◆ **Exercise**: Extract every line of the material that holds the string "letter".

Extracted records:
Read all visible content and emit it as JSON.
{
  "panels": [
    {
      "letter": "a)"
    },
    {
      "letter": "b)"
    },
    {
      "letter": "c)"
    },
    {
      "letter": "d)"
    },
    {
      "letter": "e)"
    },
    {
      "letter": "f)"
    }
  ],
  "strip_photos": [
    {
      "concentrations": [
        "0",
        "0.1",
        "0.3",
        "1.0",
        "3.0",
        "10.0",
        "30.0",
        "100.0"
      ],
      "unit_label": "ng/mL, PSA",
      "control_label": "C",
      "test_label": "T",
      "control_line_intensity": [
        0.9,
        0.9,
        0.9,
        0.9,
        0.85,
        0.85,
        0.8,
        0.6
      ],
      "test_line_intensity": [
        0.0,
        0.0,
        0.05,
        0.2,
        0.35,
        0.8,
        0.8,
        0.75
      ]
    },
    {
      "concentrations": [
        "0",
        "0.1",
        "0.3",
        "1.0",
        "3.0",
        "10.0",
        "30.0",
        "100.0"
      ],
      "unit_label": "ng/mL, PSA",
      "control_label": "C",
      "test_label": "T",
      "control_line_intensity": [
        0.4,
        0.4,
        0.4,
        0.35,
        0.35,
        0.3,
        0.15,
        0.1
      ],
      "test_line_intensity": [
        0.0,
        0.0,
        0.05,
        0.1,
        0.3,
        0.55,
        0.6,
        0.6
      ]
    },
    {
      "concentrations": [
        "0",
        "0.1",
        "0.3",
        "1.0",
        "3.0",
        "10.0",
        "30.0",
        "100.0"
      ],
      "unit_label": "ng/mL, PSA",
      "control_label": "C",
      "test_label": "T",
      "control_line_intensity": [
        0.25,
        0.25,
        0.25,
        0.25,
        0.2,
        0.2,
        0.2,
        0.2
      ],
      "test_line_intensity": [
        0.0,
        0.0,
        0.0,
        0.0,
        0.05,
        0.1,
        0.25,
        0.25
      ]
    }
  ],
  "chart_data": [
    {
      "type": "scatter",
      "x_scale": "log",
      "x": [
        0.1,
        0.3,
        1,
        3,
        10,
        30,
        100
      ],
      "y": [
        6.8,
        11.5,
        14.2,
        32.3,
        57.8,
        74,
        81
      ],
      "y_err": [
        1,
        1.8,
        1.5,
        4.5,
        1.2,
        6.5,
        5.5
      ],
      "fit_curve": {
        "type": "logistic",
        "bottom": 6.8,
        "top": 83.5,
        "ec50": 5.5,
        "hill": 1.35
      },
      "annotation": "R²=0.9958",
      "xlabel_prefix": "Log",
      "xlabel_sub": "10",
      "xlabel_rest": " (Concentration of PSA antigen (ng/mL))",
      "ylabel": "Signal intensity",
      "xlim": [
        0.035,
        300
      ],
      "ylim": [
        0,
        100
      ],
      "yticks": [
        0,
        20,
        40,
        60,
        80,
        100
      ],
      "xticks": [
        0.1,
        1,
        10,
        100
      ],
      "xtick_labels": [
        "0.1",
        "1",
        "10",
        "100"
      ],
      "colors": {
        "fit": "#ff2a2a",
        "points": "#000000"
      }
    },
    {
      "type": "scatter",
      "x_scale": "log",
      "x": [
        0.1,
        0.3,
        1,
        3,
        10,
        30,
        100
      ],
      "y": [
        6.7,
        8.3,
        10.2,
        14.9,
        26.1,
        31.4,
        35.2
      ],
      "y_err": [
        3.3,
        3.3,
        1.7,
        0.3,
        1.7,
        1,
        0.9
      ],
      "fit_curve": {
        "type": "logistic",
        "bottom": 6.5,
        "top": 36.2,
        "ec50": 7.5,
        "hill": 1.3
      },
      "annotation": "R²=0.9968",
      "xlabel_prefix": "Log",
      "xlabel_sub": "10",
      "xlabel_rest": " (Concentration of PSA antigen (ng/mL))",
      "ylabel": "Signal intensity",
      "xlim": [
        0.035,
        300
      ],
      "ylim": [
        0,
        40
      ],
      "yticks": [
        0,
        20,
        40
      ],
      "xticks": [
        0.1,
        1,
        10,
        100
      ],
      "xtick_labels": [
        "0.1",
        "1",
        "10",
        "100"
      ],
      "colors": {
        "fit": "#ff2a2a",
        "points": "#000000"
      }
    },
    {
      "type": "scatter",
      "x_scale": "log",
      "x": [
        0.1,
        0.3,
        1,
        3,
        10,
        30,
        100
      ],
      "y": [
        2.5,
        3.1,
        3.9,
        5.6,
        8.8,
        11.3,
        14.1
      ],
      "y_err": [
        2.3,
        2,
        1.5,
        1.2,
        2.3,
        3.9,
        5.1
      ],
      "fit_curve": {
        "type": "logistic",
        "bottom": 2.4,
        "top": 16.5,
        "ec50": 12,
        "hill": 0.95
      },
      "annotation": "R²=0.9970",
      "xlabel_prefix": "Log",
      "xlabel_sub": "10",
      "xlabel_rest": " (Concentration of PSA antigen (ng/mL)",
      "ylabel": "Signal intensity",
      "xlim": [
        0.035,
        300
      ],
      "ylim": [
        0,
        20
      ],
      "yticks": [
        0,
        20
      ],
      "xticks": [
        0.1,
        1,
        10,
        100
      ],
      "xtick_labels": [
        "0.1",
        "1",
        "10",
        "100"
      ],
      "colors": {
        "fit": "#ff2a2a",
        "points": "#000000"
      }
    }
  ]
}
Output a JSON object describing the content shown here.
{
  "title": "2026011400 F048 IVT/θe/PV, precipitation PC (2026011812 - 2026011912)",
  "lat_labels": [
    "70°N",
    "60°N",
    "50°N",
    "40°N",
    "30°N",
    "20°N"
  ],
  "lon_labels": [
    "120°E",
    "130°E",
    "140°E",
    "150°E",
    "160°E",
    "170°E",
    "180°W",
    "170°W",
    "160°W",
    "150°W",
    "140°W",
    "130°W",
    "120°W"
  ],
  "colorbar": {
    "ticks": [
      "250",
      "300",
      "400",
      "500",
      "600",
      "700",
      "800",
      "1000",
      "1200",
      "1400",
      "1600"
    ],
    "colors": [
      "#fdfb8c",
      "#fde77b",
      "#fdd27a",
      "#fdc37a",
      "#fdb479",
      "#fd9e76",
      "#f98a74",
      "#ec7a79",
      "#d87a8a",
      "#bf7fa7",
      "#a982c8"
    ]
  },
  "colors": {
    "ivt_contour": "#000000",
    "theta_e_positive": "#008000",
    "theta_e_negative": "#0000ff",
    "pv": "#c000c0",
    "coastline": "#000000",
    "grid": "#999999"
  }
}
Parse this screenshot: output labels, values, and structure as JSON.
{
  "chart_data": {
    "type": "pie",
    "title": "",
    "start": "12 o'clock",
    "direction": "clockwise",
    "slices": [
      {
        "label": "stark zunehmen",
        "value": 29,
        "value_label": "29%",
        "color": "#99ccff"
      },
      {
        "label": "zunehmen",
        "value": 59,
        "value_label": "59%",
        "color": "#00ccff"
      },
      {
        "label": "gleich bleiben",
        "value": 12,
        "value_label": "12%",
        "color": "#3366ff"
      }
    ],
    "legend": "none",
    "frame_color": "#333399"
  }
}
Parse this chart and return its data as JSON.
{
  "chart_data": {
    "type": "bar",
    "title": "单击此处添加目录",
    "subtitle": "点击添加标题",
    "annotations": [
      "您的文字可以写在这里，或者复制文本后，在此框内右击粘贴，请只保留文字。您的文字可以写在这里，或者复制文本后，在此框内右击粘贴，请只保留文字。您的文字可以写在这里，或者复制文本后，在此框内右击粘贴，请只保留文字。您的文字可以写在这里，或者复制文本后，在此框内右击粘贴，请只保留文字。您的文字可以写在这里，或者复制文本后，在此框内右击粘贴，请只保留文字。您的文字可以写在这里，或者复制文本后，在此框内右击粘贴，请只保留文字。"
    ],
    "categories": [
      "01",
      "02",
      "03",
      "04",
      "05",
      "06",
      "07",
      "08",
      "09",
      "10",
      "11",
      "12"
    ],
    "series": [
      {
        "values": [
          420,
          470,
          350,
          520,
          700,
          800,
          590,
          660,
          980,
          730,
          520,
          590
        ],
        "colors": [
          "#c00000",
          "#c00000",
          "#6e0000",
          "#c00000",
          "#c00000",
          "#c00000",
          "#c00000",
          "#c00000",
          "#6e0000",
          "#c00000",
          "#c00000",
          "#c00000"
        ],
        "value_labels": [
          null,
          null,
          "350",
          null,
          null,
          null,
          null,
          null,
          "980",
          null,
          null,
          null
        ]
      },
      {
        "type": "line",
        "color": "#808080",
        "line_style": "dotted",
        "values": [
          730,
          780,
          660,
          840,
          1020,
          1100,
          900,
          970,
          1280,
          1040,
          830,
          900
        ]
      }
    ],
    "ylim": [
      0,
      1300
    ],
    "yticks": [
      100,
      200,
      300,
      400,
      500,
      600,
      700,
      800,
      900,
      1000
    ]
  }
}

◆ **Exercise output**:
      "letter": "a)"
      "letter": "b)"
      "letter": "c)"
      "letter": "d)"
      "letter": "e)"
      "letter": "f)"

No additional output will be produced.